Listings of boxed layout items
#####

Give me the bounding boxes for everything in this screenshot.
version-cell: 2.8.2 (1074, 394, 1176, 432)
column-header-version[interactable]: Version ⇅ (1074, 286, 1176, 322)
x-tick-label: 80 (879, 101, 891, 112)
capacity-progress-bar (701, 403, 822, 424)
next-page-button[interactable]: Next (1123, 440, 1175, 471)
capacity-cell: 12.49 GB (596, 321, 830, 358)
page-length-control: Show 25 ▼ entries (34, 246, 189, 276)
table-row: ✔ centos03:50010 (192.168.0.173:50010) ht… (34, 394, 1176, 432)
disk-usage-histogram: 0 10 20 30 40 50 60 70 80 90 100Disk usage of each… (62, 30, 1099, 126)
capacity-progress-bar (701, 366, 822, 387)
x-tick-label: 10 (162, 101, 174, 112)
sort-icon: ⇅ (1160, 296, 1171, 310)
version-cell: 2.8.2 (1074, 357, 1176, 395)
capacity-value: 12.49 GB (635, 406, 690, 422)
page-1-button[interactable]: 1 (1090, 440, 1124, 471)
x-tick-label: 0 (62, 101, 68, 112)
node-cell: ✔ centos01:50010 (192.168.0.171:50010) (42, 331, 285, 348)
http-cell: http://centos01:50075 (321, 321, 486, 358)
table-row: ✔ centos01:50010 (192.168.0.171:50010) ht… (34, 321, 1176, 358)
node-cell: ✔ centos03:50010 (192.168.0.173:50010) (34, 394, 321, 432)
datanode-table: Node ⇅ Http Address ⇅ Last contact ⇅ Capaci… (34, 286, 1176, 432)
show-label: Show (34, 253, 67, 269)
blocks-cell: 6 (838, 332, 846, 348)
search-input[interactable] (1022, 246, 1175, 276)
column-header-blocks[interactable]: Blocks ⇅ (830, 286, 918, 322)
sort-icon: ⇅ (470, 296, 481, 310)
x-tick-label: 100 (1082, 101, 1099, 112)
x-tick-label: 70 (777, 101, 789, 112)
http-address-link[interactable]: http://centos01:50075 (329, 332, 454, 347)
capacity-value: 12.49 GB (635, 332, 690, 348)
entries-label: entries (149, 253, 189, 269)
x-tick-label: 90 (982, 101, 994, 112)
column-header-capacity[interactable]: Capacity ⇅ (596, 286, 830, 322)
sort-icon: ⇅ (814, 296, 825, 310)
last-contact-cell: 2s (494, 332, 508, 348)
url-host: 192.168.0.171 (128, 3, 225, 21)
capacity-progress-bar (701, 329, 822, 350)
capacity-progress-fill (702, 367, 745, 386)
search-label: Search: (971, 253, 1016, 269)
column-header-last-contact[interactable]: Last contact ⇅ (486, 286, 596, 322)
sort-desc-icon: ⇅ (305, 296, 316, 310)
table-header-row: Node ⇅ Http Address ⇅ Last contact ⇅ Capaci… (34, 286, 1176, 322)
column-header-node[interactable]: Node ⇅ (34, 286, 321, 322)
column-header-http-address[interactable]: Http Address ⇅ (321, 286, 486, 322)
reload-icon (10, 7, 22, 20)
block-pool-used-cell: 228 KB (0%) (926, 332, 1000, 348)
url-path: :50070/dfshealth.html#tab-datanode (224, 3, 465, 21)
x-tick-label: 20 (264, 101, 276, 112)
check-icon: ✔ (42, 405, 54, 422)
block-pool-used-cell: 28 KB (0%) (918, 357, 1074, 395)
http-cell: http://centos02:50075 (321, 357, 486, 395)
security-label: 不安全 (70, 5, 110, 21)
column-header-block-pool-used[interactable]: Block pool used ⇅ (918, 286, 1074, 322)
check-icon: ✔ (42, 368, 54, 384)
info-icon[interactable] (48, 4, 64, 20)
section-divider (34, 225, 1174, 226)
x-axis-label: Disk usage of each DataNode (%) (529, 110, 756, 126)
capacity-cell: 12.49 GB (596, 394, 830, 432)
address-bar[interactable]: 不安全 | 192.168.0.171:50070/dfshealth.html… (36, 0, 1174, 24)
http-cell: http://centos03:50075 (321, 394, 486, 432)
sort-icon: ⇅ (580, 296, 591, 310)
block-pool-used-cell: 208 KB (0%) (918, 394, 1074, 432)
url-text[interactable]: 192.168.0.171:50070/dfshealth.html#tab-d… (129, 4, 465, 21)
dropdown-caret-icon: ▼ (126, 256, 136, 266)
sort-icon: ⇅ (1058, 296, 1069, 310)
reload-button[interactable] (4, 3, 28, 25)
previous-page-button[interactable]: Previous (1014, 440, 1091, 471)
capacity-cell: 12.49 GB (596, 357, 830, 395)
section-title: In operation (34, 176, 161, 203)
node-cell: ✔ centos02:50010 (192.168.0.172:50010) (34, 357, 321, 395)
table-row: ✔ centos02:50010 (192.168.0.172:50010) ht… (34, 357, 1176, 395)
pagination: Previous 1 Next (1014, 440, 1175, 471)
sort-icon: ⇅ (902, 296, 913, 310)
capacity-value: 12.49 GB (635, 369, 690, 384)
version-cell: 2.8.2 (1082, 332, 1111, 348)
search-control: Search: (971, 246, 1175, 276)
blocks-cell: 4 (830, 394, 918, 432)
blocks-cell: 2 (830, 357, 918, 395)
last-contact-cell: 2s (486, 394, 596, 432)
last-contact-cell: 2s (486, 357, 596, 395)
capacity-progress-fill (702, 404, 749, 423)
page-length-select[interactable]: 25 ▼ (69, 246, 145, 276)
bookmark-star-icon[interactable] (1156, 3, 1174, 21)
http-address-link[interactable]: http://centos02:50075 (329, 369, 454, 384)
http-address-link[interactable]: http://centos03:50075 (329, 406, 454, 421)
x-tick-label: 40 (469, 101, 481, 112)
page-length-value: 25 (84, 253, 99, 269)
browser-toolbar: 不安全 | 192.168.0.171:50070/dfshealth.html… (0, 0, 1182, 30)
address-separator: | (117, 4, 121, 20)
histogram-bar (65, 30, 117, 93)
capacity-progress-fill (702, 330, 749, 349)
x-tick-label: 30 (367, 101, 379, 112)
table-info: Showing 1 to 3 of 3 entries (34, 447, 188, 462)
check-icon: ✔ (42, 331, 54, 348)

#####

Copy the listing from its first line through the line with "capacity-progress-bar (701, 366, 822, 387)", substituting "rows" for "entries" and leaving everything else unchanged.

Give me the bounding boxes for everything in this screenshot.
version-cell: 2.8.2 (1074, 394, 1176, 432)
column-header-version[interactable]: Version ⇅ (1074, 286, 1176, 322)
x-tick-label: 80 (879, 101, 891, 112)
capacity-progress-bar (701, 403, 822, 424)
next-page-button[interactable]: Next (1123, 440, 1175, 471)
capacity-cell: 12.49 GB (596, 321, 830, 358)
page-length-control: Show 25 ▼ rows (34, 246, 189, 276)
table-row: ✔ centos03:50010 (192.168.0.173:50010) ht… (34, 394, 1176, 432)
disk-usage-histogram: 0 10 20 30 40 50 60 70 80 90 100Disk usage of each… (62, 30, 1099, 126)
capacity-progress-bar (701, 366, 822, 387)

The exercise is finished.